Dataset rows:

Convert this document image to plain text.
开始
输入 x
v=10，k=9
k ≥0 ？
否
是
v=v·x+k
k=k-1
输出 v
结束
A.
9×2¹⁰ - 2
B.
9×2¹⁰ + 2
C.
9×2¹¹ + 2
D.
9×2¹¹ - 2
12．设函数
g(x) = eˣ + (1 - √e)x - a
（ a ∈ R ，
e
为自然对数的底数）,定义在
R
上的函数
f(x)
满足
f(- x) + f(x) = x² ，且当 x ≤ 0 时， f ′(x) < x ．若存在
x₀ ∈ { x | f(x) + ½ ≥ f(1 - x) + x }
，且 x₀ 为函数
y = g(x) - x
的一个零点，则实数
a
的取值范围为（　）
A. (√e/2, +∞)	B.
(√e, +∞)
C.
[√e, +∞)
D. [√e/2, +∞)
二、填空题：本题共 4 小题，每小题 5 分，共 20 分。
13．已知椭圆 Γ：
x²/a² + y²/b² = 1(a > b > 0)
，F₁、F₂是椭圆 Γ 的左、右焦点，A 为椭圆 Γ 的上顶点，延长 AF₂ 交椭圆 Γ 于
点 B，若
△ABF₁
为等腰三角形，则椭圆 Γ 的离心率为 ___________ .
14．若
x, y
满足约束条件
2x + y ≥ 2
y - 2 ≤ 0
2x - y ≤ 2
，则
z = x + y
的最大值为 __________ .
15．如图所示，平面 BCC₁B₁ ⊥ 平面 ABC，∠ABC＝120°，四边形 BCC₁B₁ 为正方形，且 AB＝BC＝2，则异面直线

Given request: Exactly as written, please output every entry.

Finished exercise:
Convert this document image to plain text.
开始
输入 x
v=10，k=9
k ≥0 ？
否
是
v=v·x+k
k=k-1
输出 v
结束
A.
9×2¹⁰ - 2
B.
9×2¹⁰ + 2
C.
9×2¹¹ + 2
D.
9×2¹¹ - 2
12．设函数
g(x) = eˣ + (1 - √e)x - a
（ a ∈ R ，
e
为自然对数的底数）,定义在
R
上的函数
f(x)
满足
f(- x) + f(x) = x² ，且当 x ≤ 0 时， f ′(x) < x ．若存在
x₀ ∈ { x | f(x) + ½ ≥ f(1 - x) + x }
，且 x₀ 为函数
y = g(x) - x
的一个零点，则实数
a
的取值范围为（　）
A. (√e/2, +∞)	B.
(√e, +∞)
C.
[√e, +∞)
D. [√e/2, +∞)
二、填空题：本题共 4 小题，每小题 5 分，共 20 分。
13．已知椭圆 Γ：
x²/a² + y²/b² = 1(a > b > 0)
，F₁、F₂是椭圆 Γ 的左、右焦点，A 为椭圆 Γ 的上顶点，延长 AF₂ 交椭圆 Γ 于
点 B，若
△ABF₁
为等腰三角形，则椭圆 Γ 的离心率为 ___________ .
14．若
x, y
满足约束条件
2x + y ≥ 2
y - 2 ≤ 0
2x - y ≤ 2
，则
z = x + y
的最大值为 __________ .
15．如图所示，平面 BCC₁B₁ ⊥ 平面 ABC，∠ABC＝120°，四边形 BCC₁B₁ 为正方形，且 AB＝BC＝2，则异面直线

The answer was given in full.